Stored records
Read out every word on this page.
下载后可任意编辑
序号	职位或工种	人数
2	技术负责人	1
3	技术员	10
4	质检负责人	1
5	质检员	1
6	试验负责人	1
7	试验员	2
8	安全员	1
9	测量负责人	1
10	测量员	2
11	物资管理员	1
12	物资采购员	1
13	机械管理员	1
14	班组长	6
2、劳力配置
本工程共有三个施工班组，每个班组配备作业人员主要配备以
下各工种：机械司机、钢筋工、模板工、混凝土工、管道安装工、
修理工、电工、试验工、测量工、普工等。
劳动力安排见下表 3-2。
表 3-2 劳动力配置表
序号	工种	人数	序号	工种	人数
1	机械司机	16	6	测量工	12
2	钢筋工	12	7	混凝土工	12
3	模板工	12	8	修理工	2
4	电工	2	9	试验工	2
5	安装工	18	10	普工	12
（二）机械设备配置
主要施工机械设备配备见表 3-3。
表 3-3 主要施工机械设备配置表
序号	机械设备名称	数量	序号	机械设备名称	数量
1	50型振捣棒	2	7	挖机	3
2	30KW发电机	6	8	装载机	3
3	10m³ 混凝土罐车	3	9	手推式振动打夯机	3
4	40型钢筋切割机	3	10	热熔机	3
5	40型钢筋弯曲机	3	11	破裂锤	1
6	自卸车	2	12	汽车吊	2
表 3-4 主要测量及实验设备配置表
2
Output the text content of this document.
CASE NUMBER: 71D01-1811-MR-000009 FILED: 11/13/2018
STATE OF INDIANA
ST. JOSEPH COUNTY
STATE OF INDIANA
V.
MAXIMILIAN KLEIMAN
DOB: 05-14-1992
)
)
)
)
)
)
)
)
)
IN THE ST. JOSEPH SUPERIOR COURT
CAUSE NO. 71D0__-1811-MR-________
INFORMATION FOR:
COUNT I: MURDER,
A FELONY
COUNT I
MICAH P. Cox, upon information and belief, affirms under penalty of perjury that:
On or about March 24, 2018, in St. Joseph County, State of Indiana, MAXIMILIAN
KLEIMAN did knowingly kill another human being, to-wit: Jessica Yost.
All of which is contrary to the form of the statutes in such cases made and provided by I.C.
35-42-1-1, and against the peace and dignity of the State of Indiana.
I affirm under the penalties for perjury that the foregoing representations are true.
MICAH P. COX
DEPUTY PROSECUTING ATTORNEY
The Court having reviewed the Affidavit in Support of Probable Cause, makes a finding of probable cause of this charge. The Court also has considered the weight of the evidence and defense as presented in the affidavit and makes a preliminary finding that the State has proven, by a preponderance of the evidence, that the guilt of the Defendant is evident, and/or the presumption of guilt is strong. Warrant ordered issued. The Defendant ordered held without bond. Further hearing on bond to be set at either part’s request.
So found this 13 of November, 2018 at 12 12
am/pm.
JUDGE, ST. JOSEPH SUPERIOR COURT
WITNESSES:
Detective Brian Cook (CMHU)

> WHAT IS EXPECTED
Each line above is to be repeated exactly.

> EXERCISE RESPONSE
Read out every word on this page.
下载后可任意编辑
序号	职位或工种	人数
2	技术负责人	1
3	技术员	10
4	质检负责人	1
5	质检员	1
6	试验负责人	1
7	试验员	2
8	安全员	1
9	测量负责人	1
10	测量员	2
11	物资管理员	1
12	物资采购员	1
13	机械管理员	1
14	班组长	6
2、劳力配置
本工程共有三个施工班组，每个班组配备作业人员主要配备以
下各工种：机械司机、钢筋工、模板工、混凝土工、管道安装工、
修理工、电工、试验工、测量工、普工等。
劳动力安排见下表 3-2。
表 3-2 劳动力配置表
序号	工种	人数	序号	工种	人数
1	机械司机	16	6	测量工	12
2	钢筋工	12	7	混凝土工	12
3	模板工	12	8	修理工	2
4	电工	2	9	试验工	2
5	安装工	18	10	普工	12
（二）机械设备配置
主要施工机械设备配备见表 3-3。
表 3-3 主要施工机械设备配置表
序号	机械设备名称	数量	序号	机械设备名称	数量
1	50型振捣棒	2	7	挖机	3
2	30KW发电机	6	8	装载机	3
3	10m³ 混凝土罐车	3	9	手推式振动打夯机	3
4	40型钢筋切割机	3	10	热熔机	3
5	40型钢筋弯曲机	3	11	破裂锤	1
6	自卸车	2	12	汽车吊	2
表 3-4 主要测量及实验设备配置表
2
Output the text content of this document.
CASE NUMBER: 71D01-1811-MR-000009 FILED: 11/13/2018
STATE OF INDIANA
ST. JOSEPH COUNTY
STATE OF INDIANA
V.
MAXIMILIAN KLEIMAN
DOB: 05-14-1992
)
)
)
)
)
)
)
)
)
IN THE ST. JOSEPH SUPERIOR COURT
CAUSE NO. 71D0__-1811-MR-________
INFORMATION FOR:
COUNT I: MURDER,
A FELONY
COUNT I
MICAH P. Cox, upon information and belief, affirms under penalty of perjury that:
On or about March 24, 2018, in St. Joseph County, State of Indiana, MAXIMILIAN
KLEIMAN did knowingly kill another human being, to-wit: Jessica Yost.
All of which is contrary to the form of the statutes in such cases made and provided by I.C.
35-42-1-1, and against the peace and dignity of the State of Indiana.
I affirm under the penalties for perjury that the foregoing representations are true.
MICAH P. COX
DEPUTY PROSECUTING ATTORNEY
The Court having reviewed the Affidavit in Support of Probable Cause, makes a finding of probable cause of this charge. The Court also has considered the weight of the evidence and defense as presented in the affidavit and makes a preliminary finding that the State has proven, by a preponderance of the evidence, that the guilt of the Defendant is evident, and/or the presumption of guilt is strong. Warrant ordered issued. The Defendant ordered held without bond. Further hearing on bond to be set at either part’s request.
So found this 13 of November, 2018 at 12 12
am/pm.
JUDGE, ST. JOSEPH SUPERIOR COURT
WITNESSES:
Detective Brian Cook (CMHU)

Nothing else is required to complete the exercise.